» **Goal of the exercise**
Give all of the lines again, with nothing added or dropped.

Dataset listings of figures
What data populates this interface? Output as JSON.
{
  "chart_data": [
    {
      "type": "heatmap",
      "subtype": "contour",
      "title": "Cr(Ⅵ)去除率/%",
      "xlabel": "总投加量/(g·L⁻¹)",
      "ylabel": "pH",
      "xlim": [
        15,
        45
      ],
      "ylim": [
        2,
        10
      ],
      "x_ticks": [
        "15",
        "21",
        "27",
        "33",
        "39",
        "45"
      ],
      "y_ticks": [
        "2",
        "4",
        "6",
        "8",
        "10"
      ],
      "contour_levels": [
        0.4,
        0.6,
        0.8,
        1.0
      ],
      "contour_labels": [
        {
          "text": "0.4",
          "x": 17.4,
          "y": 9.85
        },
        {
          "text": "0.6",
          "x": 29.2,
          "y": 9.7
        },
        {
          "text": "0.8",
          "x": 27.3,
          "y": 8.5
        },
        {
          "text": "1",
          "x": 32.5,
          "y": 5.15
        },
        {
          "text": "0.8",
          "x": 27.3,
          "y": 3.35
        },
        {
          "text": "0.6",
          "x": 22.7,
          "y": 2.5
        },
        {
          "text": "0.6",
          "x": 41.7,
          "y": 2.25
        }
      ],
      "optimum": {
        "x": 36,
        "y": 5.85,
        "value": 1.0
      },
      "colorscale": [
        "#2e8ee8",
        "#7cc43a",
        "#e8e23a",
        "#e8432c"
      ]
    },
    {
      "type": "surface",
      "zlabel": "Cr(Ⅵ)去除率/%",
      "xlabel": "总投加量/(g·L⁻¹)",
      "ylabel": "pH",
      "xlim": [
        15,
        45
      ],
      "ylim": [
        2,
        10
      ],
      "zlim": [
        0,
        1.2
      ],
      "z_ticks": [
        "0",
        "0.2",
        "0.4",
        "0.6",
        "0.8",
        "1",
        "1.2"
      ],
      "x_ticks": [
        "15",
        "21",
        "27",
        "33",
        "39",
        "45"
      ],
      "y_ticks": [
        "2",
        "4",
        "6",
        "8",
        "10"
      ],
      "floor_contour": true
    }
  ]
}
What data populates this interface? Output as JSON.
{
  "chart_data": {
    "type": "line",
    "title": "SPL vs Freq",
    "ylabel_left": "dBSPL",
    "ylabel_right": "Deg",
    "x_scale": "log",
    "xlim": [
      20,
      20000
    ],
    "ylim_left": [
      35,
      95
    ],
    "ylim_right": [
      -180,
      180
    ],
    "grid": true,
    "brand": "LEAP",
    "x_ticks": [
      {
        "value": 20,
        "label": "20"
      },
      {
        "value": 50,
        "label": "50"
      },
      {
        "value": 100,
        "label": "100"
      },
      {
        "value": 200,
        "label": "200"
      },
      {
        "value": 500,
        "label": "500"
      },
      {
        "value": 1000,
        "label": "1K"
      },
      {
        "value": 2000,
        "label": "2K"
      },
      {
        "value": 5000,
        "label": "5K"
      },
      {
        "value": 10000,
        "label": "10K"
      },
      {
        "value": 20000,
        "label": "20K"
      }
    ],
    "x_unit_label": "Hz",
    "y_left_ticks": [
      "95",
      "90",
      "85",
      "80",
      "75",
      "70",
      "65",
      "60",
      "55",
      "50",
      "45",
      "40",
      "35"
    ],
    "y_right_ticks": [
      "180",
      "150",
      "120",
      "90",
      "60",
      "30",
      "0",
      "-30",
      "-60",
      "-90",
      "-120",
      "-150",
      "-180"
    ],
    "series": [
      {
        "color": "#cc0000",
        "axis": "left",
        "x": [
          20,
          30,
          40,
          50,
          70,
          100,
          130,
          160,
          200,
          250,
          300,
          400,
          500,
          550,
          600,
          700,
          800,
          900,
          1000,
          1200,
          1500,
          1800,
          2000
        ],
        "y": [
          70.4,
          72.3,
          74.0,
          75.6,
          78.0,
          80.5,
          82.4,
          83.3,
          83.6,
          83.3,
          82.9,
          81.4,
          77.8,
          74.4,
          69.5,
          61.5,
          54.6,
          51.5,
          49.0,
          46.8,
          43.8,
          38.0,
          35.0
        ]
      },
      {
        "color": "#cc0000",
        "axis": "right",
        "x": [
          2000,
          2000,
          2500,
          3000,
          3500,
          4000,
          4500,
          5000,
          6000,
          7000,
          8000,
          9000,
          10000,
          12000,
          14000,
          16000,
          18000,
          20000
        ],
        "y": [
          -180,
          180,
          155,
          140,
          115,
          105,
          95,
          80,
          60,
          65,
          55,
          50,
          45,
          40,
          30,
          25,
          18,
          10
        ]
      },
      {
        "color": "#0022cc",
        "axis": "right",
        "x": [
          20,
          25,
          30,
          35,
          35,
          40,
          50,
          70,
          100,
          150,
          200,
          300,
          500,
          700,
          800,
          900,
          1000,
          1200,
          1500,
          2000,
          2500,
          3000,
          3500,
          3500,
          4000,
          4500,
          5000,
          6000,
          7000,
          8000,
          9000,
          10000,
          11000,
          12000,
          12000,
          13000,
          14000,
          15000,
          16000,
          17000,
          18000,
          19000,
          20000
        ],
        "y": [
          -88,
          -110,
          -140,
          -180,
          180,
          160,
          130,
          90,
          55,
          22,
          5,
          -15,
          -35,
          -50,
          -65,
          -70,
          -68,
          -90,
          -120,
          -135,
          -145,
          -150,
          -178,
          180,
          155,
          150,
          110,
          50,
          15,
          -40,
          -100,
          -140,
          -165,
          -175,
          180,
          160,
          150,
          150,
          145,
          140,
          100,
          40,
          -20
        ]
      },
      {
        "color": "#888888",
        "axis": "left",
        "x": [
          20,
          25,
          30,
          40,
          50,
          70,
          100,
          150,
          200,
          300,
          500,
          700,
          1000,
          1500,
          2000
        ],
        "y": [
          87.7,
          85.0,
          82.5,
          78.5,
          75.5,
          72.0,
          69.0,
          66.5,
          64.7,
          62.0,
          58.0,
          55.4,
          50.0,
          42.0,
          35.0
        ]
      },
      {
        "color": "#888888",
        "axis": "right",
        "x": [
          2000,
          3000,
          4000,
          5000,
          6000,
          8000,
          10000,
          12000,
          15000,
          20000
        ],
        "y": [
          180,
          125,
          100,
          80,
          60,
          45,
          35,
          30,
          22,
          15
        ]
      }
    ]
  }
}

» **Task result**
What data populates this interface? Output as JSON.
{
  "chart_data": [
    {
      "type": "heatmap",
      "subtype": "contour",
      "title": "Cr(Ⅵ)去除率/%",
      "xlabel": "总投加量/(g·L⁻¹)",
      "ylabel": "pH",
      "xlim": [
        15,
        45
      ],
      "ylim": [
        2,
        10
      ],
      "x_ticks": [
        "15",
        "21",
        "27",
        "33",
        "39",
        "45"
      ],
      "y_ticks": [
        "2",
        "4",
        "6",
        "8",
        "10"
      ],
      "contour_levels": [
        0.4,
        0.6,
        0.8,
        1.0
      ],
      "contour_labels": [
        {
          "text": "0.4",
          "x": 17.4,
          "y": 9.85
        },
        {
          "text": "0.6",
          "x": 29.2,
          "y": 9.7
        },
        {
          "text": "0.8",
          "x": 27.3,
          "y": 8.5
        },
        {
          "text": "1",
          "x": 32.5,
          "y": 5.15
        },
        {
          "text": "0.8",
          "x": 27.3,
          "y": 3.35
        },
        {
          "text": "0.6",
          "x": 22.7,
          "y": 2.5
        },
        {
          "text": "0.6",
          "x": 41.7,
          "y": 2.25
        }
      ],
      "optimum": {
        "x": 36,
        "y": 5.85,
        "value": 1.0
      },
      "colorscale": [
        "#2e8ee8",
        "#7cc43a",
        "#e8e23a",
        "#e8432c"
      ]
    },
    {
      "type": "surface",
      "zlabel": "Cr(Ⅵ)去除率/%",
      "xlabel": "总投加量/(g·L⁻¹)",
      "ylabel": "pH",
      "xlim": [
        15,
        45
      ],
      "ylim": [
        2,
        10
      ],
      "zlim": [
        0,
        1.2
      ],
      "z_ticks": [
        "0",
        "0.2",
        "0.4",
        "0.6",
        "0.8",
        "1",
        "1.2"
      ],
      "x_ticks": [
        "15",
        "21",
        "27",
        "33",
        "39",
        "45"
      ],
      "y_ticks": [
        "2",
        "4",
        "6",
        "8",
        "10"
      ],
      "floor_contour": true
    }
  ]
}
What data populates this interface? Output as JSON.
{
  "chart_data": {
    "type": "line",
    "title": "SPL vs Freq",
    "ylabel_left": "dBSPL",
    "ylabel_right": "Deg",
    "x_scale": "log",
    "xlim": [
      20,
      20000
    ],
    "ylim_left": [
      35,
      95
    ],
    "ylim_right": [
      -180,
      180
    ],
    "grid": true,
    "brand": "LEAP",
    "x_ticks": [
      {
        "value": 20,
        "label": "20"
      },
      {
        "value": 50,
        "label": "50"
      },
      {
        "value": 100,
        "label": "100"
      },
      {
        "value": 200,
        "label": "200"
      },
      {
        "value": 500,
        "label": "500"
      },
      {
        "value": 1000,
        "label": "1K"
      },
      {
        "value": 2000,
        "label": "2K"
      },
      {
        "value": 5000,
        "label": "5K"
      },
      {
        "value": 10000,
        "label": "10K"
      },
      {
        "value": 20000,
        "label": "20K"
      }
    ],
    "x_unit_label": "Hz",
    "y_left_ticks": [
      "95",
      "90",
      "85",
      "80",
      "75",
      "70",
      "65",
      "60",
      "55",
      "50",
      "45",
      "40",
      "35"
    ],
    "y_right_ticks": [
      "180",
      "150",
      "120",
      "90",
      "60",
      "30",
      "0",
      "-30",
      "-60",
      "-90",
      "-120",
      "-150",
      "-180"
    ],
    "series": [
      {
        "color": "#cc0000",
        "axis": "left",
        "x": [
          20,
          30,
          40,
          50,
          70,
          100,
          130,
          160,
          200,
          250,
          300,
          400,
          500,
          550,
          600,
          700,
          800,
          900,
          1000,
          1200,
          1500,
          1800,
          2000
        ],
        "y": [
          70.4,
          72.3,
          74.0,
          75.6,
          78.0,
          80.5,
          82.4,
          83.3,
          83.6,
          83.3,
          82.9,
          81.4,
          77.8,
          74.4,
          69.5,
          61.5,
          54.6,
          51.5,
          49.0,
          46.8,
          43.8,
          38.0,
          35.0
        ]
      },
      {
        "color": "#cc0000",
        "axis": "right",
        "x": [
          2000,
          2000,
          2500,
          3000,
          3500,
          4000,
          4500,
          5000,
          6000,
          7000,
          8000,
          9000,
          10000,
          12000,
          14000,
          16000,
          18000,
          20000
        ],
        "y": [
          -180,
          180,
          155,
          140,
          115,
          105,
          95,
          80,
          60,
          65,
          55,
          50,
          45,
          40,
          30,
          25,
          18,
          10
        ]
      },
      {
        "color": "#0022cc",
        "axis": "right",
        "x": [
          20,
          25,
          30,
          35,
          35,
          40,
          50,
          70,
          100,
          150,
          200,
          300,
          500,
          700,
          800,
          900,
          1000,
          1200,
          1500,
          2000,
          2500,
          3000,
          3500,
          3500,
          4000,
          4500,
          5000,
          6000,
          7000,
          8000,
          9000,
          10000,
          11000,
          12000,
          12000,
          13000,
          14000,
          15000,
          16000,
          17000,
          18000,
          19000,
          20000
        ],
        "y": [
          -88,
          -110,
          -140,
          -180,
          180,
          160,
          130,
          90,
          55,
          22,
          5,
          -15,
          -35,
          -50,
          -65,
          -70,
          -68,
          -90,
          -120,
          -135,
          -145,
          -150,
          -178,
          180,
          155,
          150,
          110,
          50,
          15,
          -40,
          -100,
          -140,
          -165,
          -175,
          180,
          160,
          150,
          150,
          145,
          140,
          100,
          40,
          -20
        ]
      },
      {
        "color": "#888888",
        "axis": "left",
        "x": [
          20,
          25,
          30,
          40,
          50,
          70,
          100,
          150,
          200,
          300,
          500,
          700,
          1000,
          1500,
          2000
        ],
        "y": [
          87.7,
          85.0,
          82.5,
          78.5,
          75.5,
          72.0,
          69.0,
          66.5,
          64.7,
          62.0,
          58.0,
          55.4,
          50.0,
          42.0,
          35.0
        ]
      },
      {
        "color": "#888888",
        "axis": "right",
        "x": [
          2000,
          3000,
          4000,
          5000,
          6000,
          8000,
          10000,
          12000,
          15000,
          20000
        ],
        "y": [
          180,
          125,
          100,
          80,
          60,
          45,
          35,
          30,
          22,
          15
        ]
      }
    ]
  }
}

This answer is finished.